YOUR TASK =
Write out the full listing exactly as given, minus the images.

AVAILABLE RECORDS =
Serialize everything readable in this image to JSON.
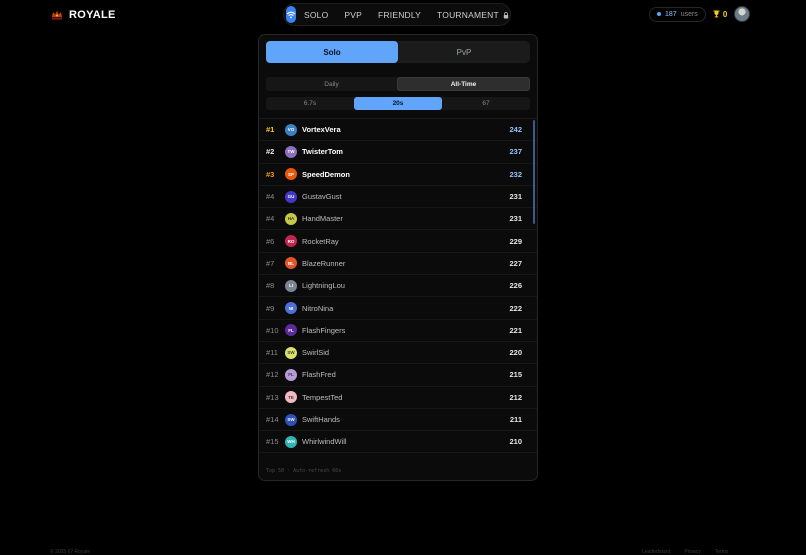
{
  "brand": {
    "name": "ROYALE"
  },
  "nav": {
    "modes": [
      "SOLO",
      "PVP",
      "FRIENDLY",
      "TOURNAMENT"
    ],
    "users_count": "187",
    "users_label": "users",
    "trophies": "0"
  },
  "leaderboard": {
    "type_tabs": [
      {
        "label": "Solo",
        "active": true
      },
      {
        "label": "PvP",
        "active": false
      }
    ],
    "period_tabs": [
      {
        "label": "Daily",
        "active": false
      },
      {
        "label": "All-Time",
        "active": true
      }
    ],
    "duration_tabs": [
      {
        "label": "6.7s",
        "active": false
      },
      {
        "label": "20s",
        "active": true
      },
      {
        "label": "67",
        "active": false
      }
    ],
    "rows": [
      {
        "rank": "#1",
        "initials": "VO",
        "name": "VortexVera",
        "score": "242",
        "avatar_color": "#3b82c4",
        "rank_color": "#facc15"
      },
      {
        "rank": "#2",
        "initials": "TW",
        "name": "TwisterTom",
        "score": "237",
        "avatar_color": "#8b6fc0",
        "rank_color": "#e5e7eb"
      },
      {
        "rank": "#3",
        "initials": "SP",
        "name": "SpeedDemon",
        "score": "232",
        "avatar_color": "#ea580c",
        "rank_color": "#f59e0b"
      },
      {
        "rank": "#4",
        "initials": "GU",
        "name": "GustavGust",
        "score": "231",
        "avatar_color": "#4338ca"
      },
      {
        "rank": "#4",
        "initials": "HA",
        "name": "HandMaster",
        "score": "231",
        "avatar_color": "#c5c947"
      },
      {
        "rank": "#6",
        "initials": "RO",
        "name": "RocketRay",
        "score": "229",
        "avatar_color": "#c0264f"
      },
      {
        "rank": "#7",
        "initials": "BL",
        "name": "BlazeRunner",
        "score": "227",
        "avatar_color": "#e2562a"
      },
      {
        "rank": "#8",
        "initials": "LI",
        "name": "LightningLou",
        "score": "226",
        "avatar_color": "#7a8696"
      },
      {
        "rank": "#9",
        "initials": "NI",
        "name": "NitroNina",
        "score": "222",
        "avatar_color": "#4f6fd8"
      },
      {
        "rank": "#10",
        "initials": "FL",
        "name": "FlashFingers",
        "score": "221",
        "avatar_color": "#5b2a9c"
      },
      {
        "rank": "#11",
        "initials": "SW",
        "name": "SwirlSid",
        "score": "220",
        "avatar_color": "#d9e06b"
      },
      {
        "rank": "#12",
        "initials": "FL",
        "name": "FlashFred",
        "score": "215",
        "avatar_color": "#b79ad8"
      },
      {
        "rank": "#13",
        "initials": "TE",
        "name": "TempestTed",
        "score": "212",
        "avatar_color": "#f2b8c4"
      },
      {
        "rank": "#14",
        "initials": "SW",
        "name": "SwiftHands",
        "score": "211",
        "avatar_color": "#2f50b8"
      },
      {
        "rank": "#15",
        "initials": "WH",
        "name": "WhirlwindWill",
        "score": "210",
        "avatar_color": "#2fb3b3"
      },
      {
        "rank": "#16",
        "initials": "",
        "name": "",
        "score": "",
        "avatar_color": "#2fb37a"
      }
    ],
    "footer_note": "Top 50 · Auto-refresh 60s"
  },
  "footer": {
    "copyright": "© 2025 67 Royale",
    "links": [
      "Leaderboard",
      "Privacy",
      "Terms"
    ]
  }
}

FULL OUTPUT =
Serialize everything readable in this image to JSON.
{
  "brand": {
    "name": "ROYALE"
  },
  "nav": {
    "modes": [
      "SOLO",
      "PVP",
      "FRIENDLY",
      "TOURNAMENT"
    ],
    "users_count": "187",
    "users_label": "users",
    "trophies": "0"
  },
  "leaderboard": {
    "type_tabs": [
      {
        "label": "Solo",
        "active": true
      },
      {
        "label": "PvP",
        "active": false
      }
    ],
    "period_tabs": [
      {
        "label": "Daily",
        "active": false
      },
      {
        "label": "All-Time",
        "active": true
      }
    ],
    "duration_tabs": [
      {
        "label": "6.7s",
        "active": false
      },
      {
        "label": "20s",
        "active": true
      },
      {
        "label": "67",
        "active": false
      }
    ],
    "rows": [
      {
        "rank": "#1",
        "initials": "VO",
        "name": "VortexVera",
        "score": "242",
        "avatar_color": "#3b82c4",
        "rank_color": "#facc15"
      },
      {
        "rank": "#2",
        "initials": "TW",
        "name": "TwisterTom",
        "score": "237",
        "avatar_color": "#8b6fc0",
        "rank_color": "#e5e7eb"
      },
      {
        "rank": "#3",
        "initials": "SP",
        "name": "SpeedDemon",
        "score": "232",
        "avatar_color": "#ea580c",
        "rank_color": "#f59e0b"
      },
      {
        "rank": "#4",
        "initials": "GU",
        "name": "GustavGust",
        "score": "231",
        "avatar_color": "#4338ca"
      },
      {
        "rank": "#4",
        "initials": "HA",
        "name": "HandMaster",
        "score": "231",
        "avatar_color": "#c5c947"
      },
      {
        "rank": "#6",
        "initials": "RO",
        "name": "RocketRay",
        "score": "229",
        "avatar_color": "#c0264f"
      },
      {
        "rank": "#7",
        "initials": "BL",
        "name": "BlazeRunner",
        "score": "227",
        "avatar_color": "#e2562a"
      },
      {
        "rank": "#8",
        "initials": "LI",
        "name": "LightningLou",
        "score": "226",
        "avatar_color": "#7a8696"
      },
      {
        "rank": "#9",
        "initials": "NI",
        "name": "NitroNina",
        "score": "222",
        "avatar_color": "#4f6fd8"
      },
      {
        "rank": "#10",
        "initials": "FL",
        "name": "FlashFingers",
        "score": "221",
        "avatar_color": "#5b2a9c"
      },
      {
        "rank": "#11",
        "initials": "SW",
        "name": "SwirlSid",
        "score": "220",
        "avatar_color": "#d9e06b"
      },
      {
        "rank": "#12",
        "initials": "FL",
        "name": "FlashFred",
        "score": "215",
        "avatar_color": "#b79ad8"
      },
      {
        "rank": "#13",
        "initials": "TE",
        "name": "TempestTed",
        "score": "212",
        "avatar_color": "#f2b8c4"
      },
      {
        "rank": "#14",
        "initials": "SW",
        "name": "SwiftHands",
        "score": "211",
        "avatar_color": "#2f50b8"
      },
      {
        "rank": "#15",
        "initials": "WH",
        "name": "WhirlwindWill",
        "score": "210",
        "avatar_color": "#2fb3b3"
      },
      {
        "rank": "#16",
        "initials": "",
        "name": "",
        "score": "",
        "avatar_color": "#2fb37a"
      }
    ],
    "footer_note": "Top 50 · Auto-refresh 60s"
  },
  "footer": {
    "copyright": "© 2025 67 Royale",
    "links": [
      "Leaderboard",
      "Privacy",
      "Terms"
    ]
  }
}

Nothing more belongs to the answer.